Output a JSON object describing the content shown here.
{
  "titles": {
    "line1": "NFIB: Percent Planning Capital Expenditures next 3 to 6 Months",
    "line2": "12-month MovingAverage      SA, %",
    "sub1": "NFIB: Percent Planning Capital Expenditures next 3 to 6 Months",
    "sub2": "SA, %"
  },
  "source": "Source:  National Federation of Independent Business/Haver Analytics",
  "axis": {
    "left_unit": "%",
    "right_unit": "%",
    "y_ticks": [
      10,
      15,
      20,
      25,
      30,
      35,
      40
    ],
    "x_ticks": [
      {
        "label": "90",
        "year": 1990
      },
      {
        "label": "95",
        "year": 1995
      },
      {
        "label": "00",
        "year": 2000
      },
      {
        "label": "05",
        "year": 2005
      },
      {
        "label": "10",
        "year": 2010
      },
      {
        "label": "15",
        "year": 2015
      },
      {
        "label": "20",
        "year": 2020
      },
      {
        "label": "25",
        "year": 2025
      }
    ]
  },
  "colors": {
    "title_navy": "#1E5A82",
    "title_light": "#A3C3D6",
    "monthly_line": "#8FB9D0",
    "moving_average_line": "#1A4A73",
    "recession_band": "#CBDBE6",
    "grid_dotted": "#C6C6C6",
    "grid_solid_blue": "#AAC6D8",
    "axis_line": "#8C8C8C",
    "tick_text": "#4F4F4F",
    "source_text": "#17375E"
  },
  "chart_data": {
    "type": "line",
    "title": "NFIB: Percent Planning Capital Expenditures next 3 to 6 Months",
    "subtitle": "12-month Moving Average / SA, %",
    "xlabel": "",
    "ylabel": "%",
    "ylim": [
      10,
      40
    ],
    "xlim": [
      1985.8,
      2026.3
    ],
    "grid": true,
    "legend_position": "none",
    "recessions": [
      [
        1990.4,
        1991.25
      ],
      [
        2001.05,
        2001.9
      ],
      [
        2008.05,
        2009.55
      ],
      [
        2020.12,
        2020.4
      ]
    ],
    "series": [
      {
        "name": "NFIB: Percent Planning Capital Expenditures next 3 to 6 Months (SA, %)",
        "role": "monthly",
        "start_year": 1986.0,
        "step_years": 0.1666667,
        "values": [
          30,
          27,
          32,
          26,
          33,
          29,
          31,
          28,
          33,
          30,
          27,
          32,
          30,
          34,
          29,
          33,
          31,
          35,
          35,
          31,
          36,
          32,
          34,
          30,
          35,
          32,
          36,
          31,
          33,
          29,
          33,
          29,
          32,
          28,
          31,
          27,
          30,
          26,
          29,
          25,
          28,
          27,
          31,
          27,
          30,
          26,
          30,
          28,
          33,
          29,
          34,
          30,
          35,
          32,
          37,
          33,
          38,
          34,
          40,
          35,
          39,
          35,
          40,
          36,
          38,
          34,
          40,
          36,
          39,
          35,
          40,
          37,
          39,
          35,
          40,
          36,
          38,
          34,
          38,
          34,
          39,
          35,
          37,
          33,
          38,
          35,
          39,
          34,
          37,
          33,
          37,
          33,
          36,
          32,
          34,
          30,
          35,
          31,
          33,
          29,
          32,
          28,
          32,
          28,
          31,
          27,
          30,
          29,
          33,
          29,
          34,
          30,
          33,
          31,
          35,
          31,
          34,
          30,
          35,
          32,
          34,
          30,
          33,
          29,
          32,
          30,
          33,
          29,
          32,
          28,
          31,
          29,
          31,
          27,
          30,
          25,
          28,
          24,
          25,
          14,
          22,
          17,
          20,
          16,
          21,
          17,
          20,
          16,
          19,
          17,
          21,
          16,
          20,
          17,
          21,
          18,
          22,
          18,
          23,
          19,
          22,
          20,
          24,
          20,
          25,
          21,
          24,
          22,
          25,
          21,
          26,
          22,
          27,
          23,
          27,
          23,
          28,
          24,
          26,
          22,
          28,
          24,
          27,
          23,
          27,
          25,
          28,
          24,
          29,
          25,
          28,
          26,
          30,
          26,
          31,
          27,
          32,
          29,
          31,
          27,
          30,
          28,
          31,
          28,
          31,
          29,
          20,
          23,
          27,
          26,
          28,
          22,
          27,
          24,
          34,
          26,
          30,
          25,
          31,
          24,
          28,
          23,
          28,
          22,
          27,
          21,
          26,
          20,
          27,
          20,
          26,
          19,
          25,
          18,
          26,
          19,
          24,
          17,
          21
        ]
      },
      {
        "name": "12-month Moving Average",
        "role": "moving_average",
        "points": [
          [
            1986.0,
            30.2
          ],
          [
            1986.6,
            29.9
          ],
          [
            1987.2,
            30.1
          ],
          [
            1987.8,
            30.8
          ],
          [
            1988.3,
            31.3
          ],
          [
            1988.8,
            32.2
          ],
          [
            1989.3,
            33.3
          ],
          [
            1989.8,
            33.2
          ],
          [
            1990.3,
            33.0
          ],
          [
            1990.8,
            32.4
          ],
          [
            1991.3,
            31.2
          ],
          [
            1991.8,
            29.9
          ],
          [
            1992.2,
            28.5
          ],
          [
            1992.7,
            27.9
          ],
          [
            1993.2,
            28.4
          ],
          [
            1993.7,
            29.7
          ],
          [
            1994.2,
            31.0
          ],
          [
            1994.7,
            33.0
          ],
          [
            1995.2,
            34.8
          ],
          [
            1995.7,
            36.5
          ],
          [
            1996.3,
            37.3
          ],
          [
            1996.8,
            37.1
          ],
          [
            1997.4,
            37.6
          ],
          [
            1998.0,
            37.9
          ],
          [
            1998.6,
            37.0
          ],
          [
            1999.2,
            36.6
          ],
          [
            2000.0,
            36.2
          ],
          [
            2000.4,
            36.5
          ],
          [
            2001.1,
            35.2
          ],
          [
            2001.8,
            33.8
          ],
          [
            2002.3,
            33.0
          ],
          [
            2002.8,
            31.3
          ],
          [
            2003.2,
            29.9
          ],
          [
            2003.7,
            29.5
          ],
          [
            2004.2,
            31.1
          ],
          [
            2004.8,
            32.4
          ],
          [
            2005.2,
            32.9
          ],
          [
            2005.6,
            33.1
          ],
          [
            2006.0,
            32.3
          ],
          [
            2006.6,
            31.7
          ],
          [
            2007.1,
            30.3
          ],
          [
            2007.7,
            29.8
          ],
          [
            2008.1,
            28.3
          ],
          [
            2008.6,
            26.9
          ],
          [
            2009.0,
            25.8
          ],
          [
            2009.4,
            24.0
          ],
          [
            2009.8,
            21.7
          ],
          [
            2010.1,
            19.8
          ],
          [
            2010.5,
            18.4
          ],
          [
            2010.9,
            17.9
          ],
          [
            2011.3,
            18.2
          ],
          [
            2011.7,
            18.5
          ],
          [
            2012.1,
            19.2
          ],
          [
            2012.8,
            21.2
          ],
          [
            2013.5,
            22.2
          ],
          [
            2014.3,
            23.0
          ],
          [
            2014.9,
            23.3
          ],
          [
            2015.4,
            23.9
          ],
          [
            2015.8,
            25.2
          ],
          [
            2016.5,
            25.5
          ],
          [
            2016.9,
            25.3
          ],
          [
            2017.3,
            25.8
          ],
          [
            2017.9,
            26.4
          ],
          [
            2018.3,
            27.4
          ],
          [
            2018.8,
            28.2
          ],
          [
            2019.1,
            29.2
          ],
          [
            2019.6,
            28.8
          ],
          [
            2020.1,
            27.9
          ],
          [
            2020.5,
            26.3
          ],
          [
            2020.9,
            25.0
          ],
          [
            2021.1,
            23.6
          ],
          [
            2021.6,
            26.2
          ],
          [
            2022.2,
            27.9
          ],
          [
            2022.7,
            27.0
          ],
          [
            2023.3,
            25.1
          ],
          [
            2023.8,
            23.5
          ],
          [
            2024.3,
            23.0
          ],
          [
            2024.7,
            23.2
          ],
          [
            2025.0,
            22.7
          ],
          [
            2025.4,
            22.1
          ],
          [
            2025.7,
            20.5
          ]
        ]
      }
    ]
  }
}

········

• OBJECTIVE: Write out every line of the data that holds the word "NFIB".

• ANSWER IN FULL:
    "line1": "NFIB: Percent Planning Capital Expenditures next 3 to 6 Months",
    "sub1": "NFIB: Percent Planning Capital Expenditures next 3 to 6 Months",
    "title": "NFIB: Percent Planning Capital Expenditures next 3 to 6 Months",
        "name": "NFIB: Percent Planning Capital Expenditures next 3 to 6 Months (SA, %)",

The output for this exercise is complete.